Your goal
Count the lines below that contain the word "потерь", and give only that number.

<<<<

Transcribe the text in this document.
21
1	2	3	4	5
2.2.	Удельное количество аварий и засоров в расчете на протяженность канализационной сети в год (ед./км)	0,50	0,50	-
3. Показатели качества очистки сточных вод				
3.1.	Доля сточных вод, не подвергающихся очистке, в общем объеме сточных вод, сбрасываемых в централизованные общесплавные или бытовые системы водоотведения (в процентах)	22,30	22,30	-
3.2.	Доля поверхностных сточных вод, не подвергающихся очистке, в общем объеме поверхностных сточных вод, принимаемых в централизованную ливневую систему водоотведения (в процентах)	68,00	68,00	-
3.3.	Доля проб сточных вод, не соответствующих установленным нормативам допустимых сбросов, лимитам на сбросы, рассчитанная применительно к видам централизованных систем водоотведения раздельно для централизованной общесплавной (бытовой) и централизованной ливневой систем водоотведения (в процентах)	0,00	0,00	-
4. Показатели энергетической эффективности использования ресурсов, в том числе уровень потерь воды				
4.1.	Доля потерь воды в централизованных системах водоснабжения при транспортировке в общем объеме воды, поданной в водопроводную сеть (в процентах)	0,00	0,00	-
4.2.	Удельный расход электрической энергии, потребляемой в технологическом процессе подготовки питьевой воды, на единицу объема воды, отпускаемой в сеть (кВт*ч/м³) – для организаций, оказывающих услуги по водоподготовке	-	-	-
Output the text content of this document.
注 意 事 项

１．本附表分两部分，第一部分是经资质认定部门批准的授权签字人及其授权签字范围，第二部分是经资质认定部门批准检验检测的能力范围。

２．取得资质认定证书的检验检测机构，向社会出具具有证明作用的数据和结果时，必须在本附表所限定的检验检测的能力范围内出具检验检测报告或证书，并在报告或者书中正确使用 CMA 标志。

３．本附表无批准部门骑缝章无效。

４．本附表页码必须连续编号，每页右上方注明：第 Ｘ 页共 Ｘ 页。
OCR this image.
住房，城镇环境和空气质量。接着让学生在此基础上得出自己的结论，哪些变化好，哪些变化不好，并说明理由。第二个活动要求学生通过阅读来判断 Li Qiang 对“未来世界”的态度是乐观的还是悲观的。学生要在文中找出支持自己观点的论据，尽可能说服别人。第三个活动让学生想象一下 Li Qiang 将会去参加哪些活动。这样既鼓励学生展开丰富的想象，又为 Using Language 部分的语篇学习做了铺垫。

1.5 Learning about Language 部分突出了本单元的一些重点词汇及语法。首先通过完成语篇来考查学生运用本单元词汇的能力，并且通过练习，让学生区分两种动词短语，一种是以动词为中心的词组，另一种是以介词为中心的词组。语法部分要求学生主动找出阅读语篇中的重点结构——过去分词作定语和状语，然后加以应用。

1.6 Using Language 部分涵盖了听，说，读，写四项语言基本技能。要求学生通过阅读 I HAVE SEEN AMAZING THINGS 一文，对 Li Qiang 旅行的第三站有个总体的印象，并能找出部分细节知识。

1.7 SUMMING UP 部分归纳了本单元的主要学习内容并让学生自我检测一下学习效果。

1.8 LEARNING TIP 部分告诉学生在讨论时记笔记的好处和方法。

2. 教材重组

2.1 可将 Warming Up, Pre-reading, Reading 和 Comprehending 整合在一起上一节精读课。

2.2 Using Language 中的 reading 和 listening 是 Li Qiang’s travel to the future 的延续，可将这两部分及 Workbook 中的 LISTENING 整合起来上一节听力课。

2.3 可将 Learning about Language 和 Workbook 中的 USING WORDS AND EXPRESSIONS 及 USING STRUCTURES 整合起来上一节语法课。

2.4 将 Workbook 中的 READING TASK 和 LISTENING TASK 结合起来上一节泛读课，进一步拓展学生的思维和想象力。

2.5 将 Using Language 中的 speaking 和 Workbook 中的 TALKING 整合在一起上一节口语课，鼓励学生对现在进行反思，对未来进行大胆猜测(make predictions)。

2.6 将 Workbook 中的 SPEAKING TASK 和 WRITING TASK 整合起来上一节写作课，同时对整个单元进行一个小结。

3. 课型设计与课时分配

>>>>

Task response
2